Items from a figure collection:
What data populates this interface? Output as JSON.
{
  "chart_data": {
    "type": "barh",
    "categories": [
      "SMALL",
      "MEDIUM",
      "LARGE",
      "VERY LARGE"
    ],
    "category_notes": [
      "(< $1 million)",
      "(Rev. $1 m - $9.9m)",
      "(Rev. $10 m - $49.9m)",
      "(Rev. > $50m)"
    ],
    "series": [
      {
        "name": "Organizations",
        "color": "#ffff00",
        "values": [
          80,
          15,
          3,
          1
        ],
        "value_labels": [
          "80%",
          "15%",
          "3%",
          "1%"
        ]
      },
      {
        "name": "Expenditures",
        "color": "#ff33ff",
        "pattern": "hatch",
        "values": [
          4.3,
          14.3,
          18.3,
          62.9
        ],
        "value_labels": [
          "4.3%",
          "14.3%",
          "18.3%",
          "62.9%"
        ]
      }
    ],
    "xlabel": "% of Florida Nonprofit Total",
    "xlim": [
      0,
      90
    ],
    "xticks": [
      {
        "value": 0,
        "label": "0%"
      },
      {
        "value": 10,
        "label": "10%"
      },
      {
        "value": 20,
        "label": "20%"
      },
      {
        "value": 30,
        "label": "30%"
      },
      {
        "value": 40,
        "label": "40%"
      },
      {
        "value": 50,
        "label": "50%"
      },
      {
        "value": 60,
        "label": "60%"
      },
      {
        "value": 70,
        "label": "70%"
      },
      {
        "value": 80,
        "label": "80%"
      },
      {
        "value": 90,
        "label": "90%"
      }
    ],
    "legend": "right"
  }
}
* * *
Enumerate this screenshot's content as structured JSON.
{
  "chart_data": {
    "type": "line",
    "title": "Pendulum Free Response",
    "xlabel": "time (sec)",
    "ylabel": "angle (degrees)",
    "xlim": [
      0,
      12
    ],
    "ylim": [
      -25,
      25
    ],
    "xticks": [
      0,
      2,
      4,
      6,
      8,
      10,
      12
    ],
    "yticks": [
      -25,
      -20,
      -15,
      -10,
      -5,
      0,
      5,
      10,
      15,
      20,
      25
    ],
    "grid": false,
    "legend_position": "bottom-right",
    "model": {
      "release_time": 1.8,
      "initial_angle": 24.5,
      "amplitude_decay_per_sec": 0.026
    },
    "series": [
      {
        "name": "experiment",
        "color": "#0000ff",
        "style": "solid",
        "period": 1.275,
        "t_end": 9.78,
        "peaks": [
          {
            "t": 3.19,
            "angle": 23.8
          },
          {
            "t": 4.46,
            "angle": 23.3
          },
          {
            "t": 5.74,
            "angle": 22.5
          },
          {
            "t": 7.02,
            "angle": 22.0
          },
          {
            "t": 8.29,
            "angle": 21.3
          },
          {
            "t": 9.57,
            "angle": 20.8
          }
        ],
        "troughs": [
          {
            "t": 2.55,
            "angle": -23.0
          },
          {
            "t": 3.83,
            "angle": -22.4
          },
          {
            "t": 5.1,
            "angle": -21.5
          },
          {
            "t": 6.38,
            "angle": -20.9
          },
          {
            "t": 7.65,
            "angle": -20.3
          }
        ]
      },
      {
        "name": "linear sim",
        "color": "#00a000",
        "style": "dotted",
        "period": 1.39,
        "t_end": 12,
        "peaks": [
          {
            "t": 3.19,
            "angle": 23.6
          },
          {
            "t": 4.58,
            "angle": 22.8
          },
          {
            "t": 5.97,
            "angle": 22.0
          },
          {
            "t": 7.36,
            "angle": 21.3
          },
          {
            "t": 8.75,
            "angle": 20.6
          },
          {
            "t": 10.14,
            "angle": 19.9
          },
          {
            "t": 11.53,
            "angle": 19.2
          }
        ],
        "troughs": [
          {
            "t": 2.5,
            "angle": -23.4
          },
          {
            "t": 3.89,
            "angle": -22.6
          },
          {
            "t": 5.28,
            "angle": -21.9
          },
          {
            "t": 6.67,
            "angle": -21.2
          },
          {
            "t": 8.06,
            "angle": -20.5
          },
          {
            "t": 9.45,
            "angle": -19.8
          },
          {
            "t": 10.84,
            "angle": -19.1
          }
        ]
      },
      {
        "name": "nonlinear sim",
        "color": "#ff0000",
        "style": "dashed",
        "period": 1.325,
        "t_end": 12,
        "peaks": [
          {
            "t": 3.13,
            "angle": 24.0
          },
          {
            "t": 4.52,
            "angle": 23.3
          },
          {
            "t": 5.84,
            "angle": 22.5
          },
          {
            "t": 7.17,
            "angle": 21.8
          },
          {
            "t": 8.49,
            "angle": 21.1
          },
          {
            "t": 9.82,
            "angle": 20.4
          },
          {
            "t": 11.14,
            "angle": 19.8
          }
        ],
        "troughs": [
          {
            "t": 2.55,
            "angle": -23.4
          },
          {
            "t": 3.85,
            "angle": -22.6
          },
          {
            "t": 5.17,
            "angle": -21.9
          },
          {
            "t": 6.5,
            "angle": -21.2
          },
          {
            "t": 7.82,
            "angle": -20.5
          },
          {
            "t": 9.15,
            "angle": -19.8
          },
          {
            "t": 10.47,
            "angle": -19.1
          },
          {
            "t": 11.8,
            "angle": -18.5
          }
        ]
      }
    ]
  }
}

> _WHAT YOU WILL DO_: Spot every line that holds "this" and copy it.

> _EXERCISE OUTPUT_:
What data populates this interface? Output as JSON.
Enumerate this screenshot's content as structured JSON.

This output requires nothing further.